**WHAT THIS TASK INVOLVES:** Reproduce each line of the material precisely.

**SUPPLIED DATA:**
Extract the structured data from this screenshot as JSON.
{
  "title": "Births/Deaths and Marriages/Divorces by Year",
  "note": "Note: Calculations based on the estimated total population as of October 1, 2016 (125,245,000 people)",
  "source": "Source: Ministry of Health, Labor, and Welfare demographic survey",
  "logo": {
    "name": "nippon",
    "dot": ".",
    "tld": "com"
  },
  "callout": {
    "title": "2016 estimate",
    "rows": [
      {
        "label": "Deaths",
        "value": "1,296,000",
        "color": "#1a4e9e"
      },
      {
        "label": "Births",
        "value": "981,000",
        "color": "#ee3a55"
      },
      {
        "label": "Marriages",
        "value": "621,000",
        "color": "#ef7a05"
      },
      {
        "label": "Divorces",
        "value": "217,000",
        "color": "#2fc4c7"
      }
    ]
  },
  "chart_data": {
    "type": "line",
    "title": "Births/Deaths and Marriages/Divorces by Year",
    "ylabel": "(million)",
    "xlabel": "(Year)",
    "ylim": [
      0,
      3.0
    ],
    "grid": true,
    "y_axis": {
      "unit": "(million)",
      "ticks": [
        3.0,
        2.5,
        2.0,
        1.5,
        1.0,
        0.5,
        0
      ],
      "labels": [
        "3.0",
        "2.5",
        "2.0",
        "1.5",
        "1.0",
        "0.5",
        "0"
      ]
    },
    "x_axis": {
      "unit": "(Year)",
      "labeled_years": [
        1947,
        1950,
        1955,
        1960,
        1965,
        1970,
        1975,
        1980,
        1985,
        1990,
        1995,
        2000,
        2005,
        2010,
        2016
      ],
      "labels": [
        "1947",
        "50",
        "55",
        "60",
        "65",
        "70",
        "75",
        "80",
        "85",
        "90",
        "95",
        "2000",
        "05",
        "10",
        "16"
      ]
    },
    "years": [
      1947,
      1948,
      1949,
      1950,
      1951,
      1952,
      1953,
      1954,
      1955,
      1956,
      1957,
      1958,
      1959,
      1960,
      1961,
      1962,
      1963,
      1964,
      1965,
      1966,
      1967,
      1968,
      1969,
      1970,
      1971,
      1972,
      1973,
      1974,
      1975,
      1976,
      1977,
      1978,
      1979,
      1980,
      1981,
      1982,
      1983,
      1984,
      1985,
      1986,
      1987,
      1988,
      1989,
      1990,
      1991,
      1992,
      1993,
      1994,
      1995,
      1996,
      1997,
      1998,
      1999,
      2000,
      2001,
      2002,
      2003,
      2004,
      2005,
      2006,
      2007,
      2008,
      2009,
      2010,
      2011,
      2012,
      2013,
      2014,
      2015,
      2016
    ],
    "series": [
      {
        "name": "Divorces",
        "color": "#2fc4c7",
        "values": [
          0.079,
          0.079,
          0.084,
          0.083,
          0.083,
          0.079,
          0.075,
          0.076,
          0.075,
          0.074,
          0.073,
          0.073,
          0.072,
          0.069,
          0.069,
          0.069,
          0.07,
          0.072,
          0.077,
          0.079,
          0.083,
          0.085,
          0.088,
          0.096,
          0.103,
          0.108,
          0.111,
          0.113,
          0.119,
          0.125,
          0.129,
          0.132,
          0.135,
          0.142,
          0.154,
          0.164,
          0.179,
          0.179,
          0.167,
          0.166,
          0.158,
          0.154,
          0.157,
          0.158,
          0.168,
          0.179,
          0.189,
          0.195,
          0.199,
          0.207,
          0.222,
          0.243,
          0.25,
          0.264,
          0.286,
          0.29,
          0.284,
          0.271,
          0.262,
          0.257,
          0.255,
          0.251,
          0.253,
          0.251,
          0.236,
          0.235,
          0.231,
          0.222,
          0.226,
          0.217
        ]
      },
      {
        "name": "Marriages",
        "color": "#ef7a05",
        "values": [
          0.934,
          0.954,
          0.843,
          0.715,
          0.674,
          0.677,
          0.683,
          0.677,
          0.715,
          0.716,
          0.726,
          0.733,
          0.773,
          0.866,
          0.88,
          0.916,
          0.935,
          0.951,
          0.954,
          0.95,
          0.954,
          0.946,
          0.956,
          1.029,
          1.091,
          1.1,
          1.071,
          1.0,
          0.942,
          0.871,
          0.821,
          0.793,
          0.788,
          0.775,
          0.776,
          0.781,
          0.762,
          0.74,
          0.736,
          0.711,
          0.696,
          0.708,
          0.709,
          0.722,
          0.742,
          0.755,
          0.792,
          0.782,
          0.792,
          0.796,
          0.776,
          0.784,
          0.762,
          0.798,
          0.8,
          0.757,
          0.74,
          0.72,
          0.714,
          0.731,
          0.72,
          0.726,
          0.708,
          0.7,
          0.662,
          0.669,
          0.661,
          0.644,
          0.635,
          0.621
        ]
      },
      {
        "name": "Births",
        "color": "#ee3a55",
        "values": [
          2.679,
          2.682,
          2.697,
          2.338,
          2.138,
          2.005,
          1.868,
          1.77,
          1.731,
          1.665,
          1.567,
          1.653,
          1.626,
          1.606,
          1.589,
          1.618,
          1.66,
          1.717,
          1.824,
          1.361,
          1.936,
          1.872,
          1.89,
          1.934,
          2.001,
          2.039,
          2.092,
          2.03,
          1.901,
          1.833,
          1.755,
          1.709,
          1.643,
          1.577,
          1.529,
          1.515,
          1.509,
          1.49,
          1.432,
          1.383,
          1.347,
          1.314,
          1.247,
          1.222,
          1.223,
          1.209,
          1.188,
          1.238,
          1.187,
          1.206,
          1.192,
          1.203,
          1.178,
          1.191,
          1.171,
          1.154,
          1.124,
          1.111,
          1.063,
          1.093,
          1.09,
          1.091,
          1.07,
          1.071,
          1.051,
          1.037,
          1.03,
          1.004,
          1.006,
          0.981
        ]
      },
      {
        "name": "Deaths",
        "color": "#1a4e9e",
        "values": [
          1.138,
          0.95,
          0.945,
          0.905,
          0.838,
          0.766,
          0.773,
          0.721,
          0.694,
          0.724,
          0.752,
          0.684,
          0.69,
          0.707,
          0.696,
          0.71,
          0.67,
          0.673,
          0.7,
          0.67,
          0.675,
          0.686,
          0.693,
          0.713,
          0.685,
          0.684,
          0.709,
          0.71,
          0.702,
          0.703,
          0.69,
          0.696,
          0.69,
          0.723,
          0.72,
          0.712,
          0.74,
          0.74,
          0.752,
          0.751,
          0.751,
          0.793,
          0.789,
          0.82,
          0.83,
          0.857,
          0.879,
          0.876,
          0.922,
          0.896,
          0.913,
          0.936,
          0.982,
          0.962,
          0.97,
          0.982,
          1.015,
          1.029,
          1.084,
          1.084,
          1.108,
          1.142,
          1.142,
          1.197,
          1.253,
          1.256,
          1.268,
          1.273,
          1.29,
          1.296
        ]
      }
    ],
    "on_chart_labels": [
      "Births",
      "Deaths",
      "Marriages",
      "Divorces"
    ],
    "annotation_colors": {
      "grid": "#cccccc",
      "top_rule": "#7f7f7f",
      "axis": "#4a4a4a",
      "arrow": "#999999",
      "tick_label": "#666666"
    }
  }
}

**THE SOLUTION:**
Extract the structured data from this screenshot as JSON.
{
  "title": "Births/Deaths and Marriages/Divorces by Year",
  "note": "Note: Calculations based on the estimated total population as of October 1, 2016 (125,245,000 people)",
  "source": "Source: Ministry of Health, Labor, and Welfare demographic survey",
  "logo": {
    "name": "nippon",
    "dot": ".",
    "tld": "com"
  },
  "callout": {
    "title": "2016 estimate",
    "rows": [
      {
        "label": "Deaths",
        "value": "1,296,000",
        "color": "#1a4e9e"
      },
      {
        "label": "Births",
        "value": "981,000",
        "color": "#ee3a55"
      },
      {
        "label": "Marriages",
        "value": "621,000",
        "color": "#ef7a05"
      },
      {
        "label": "Divorces",
        "value": "217,000",
        "color": "#2fc4c7"
      }
    ]
  },
  "chart_data": {
    "type": "line",
    "title": "Births/Deaths and Marriages/Divorces by Year",
    "ylabel": "(million)",
    "xlabel": "(Year)",
    "ylim": [
      0,
      3.0
    ],
    "grid": true,
    "y_axis": {
      "unit": "(million)",
      "ticks": [
        3.0,
        2.5,
        2.0,
        1.5,
        1.0,
        0.5,
        0
      ],
      "labels": [
        "3.0",
        "2.5",
        "2.0",
        "1.5",
        "1.0",
        "0.5",
        "0"
      ]
    },
    "x_axis": {
      "unit": "(Year)",
      "labeled_years": [
        1947,
        1950,
        1955,
        1960,
        1965,
        1970,
        1975,
        1980,
        1985,
        1990,
        1995,
        2000,
        2005,
        2010,
        2016
      ],
      "labels": [
        "1947",
        "50",
        "55",
        "60",
        "65",
        "70",
        "75",
        "80",
        "85",
        "90",
        "95",
        "2000",
        "05",
        "10",
        "16"
      ]
    },
    "years": [
      1947,
      1948,
      1949,
      1950,
      1951,
      1952,
      1953,
      1954,
      1955,
      1956,
      1957,
      1958,
      1959,
      1960,
      1961,
      1962,
      1963,
      1964,
      1965,
      1966,
      1967,
      1968,
      1969,
      1970,
      1971,
      1972,
      1973,
      1974,
      1975,
      1976,
      1977,
      1978,
      1979,
      1980,
      1981,
      1982,
      1983,
      1984,
      1985,
      1986,
      1987,
      1988,
      1989,
      1990,
      1991,
      1992,
      1993,
      1994,
      1995,
      1996,
      1997,
      1998,
      1999,
      2000,
      2001,
      2002,
      2003,
      2004,
      2005,
      2006,
      2007,
      2008,
      2009,
      2010,
      2011,
      2012,
      2013,
      2014,
      2015,
      2016
    ],
    "series": [
      {
        "name": "Divorces",
        "color": "#2fc4c7",
        "values": [
          0.079,
          0.079,
          0.084,
          0.083,
          0.083,
          0.079,
          0.075,
          0.076,
          0.075,
          0.074,
          0.073,
          0.073,
          0.072,
          0.069,
          0.069,
          0.069,
          0.07,
          0.072,
          0.077,
          0.079,
          0.083,
          0.085,
          0.088,
          0.096,
          0.103,
          0.108,
          0.111,
          0.113,
          0.119,
          0.125,
          0.129,
          0.132,
          0.135,
          0.142,
          0.154,
          0.164,
          0.179,
          0.179,
          0.167,
          0.166,
          0.158,
          0.154,
          0.157,
          0.158,
          0.168,
          0.179,
          0.189,
          0.195,
          0.199,
          0.207,
          0.222,
          0.243,
          0.25,
          0.264,
          0.286,
          0.29,
          0.284,
          0.271,
          0.262,
          0.257,
          0.255,
          0.251,
          0.253,
          0.251,
          0.236,
          0.235,
          0.231,
          0.222,
          0.226,
          0.217
        ]
      },
      {
        "name": "Marriages",
        "color": "#ef7a05",
        "values": [
          0.934,
          0.954,
          0.843,
          0.715,
          0.674,
          0.677,
          0.683,
          0.677,
          0.715,
          0.716,
          0.726,
          0.733,
          0.773,
          0.866,
          0.88,
          0.916,
          0.935,
          0.951,
          0.954,
          0.95,
          0.954,
          0.946,
          0.956,
          1.029,
          1.091,
          1.1,
          1.071,
          1.0,
          0.942,
          0.871,
          0.821,
          0.793,
          0.788,
          0.775,
          0.776,
          0.781,
          0.762,
          0.74,
          0.736,
          0.711,
          0.696,
          0.708,
          0.709,
          0.722,
          0.742,
          0.755,
          0.792,
          0.782,
          0.792,
          0.796,
          0.776,
          0.784,
          0.762,
          0.798,
          0.8,
          0.757,
          0.74,
          0.72,
          0.714,
          0.731,
          0.72,
          0.726,
          0.708,
          0.7,
          0.662,
          0.669,
          0.661,
          0.644,
          0.635,
          0.621
        ]
      },
      {
        "name": "Births",
        "color": "#ee3a55",
        "values": [
          2.679,
          2.682,
          2.697,
          2.338,
          2.138,
          2.005,
          1.868,
          1.77,
          1.731,
          1.665,
          1.567,
          1.653,
          1.626,
          1.606,
          1.589,
          1.618,
          1.66,
          1.717,
          1.824,
          1.361,
          1.936,
          1.872,
          1.89,
          1.934,
          2.001,
          2.039,
          2.092,
          2.03,
          1.901,
          1.833,
          1.755,
          1.709,
          1.643,
          1.577,
          1.529,
          1.515,
          1.509,
          1.49,
          1.432,
          1.383,
          1.347,
          1.314,
          1.247,
          1.222,
          1.223,
          1.209,
          1.188,
          1.238,
          1.187,
          1.206,
          1.192,
          1.203,
          1.178,
          1.191,
          1.171,
          1.154,
          1.124,
          1.111,
          1.063,
          1.093,
          1.09,
          1.091,
          1.07,
          1.071,
          1.051,
          1.037,
          1.03,
          1.004,
          1.006,
          0.981
        ]
      },
      {
        "name": "Deaths",
        "color": "#1a4e9e",
        "values": [
          1.138,
          0.95,
          0.945,
          0.905,
          0.838,
          0.766,
          0.773,
          0.721,
          0.694,
          0.724,
          0.752,
          0.684,
          0.69,
          0.707,
          0.696,
          0.71,
          0.67,
          0.673,
          0.7,
          0.67,
          0.675,
          0.686,
          0.693,
          0.713,
          0.685,
          0.684,
          0.709,
          0.71,
          0.702,
          0.703,
          0.69,
          0.696,
          0.69,
          0.723,
          0.72,
          0.712,
          0.74,
          0.74,
          0.752,
          0.751,
          0.751,
          0.793,
          0.789,
          0.82,
          0.83,
          0.857,
          0.879,
          0.876,
          0.922,
          0.896,
          0.913,
          0.936,
          0.982,
          0.962,
          0.97,
          0.982,
          1.015,
          1.029,
          1.084,
          1.084,
          1.108,
          1.142,
          1.142,
          1.197,
          1.253,
          1.256,
          1.268,
          1.273,
          1.29,
          1.296
        ]
      }
    ],
    "on_chart_labels": [
      "Births",
      "Deaths",
      "Marriages",
      "Divorces"
    ],
    "annotation_colors": {
      "grid": "#cccccc",
      "top_rule": "#7f7f7f",
      "axis": "#4a4a4a",
      "arrow": "#999999",
      "tick_label": "#666666"
    }
  }
}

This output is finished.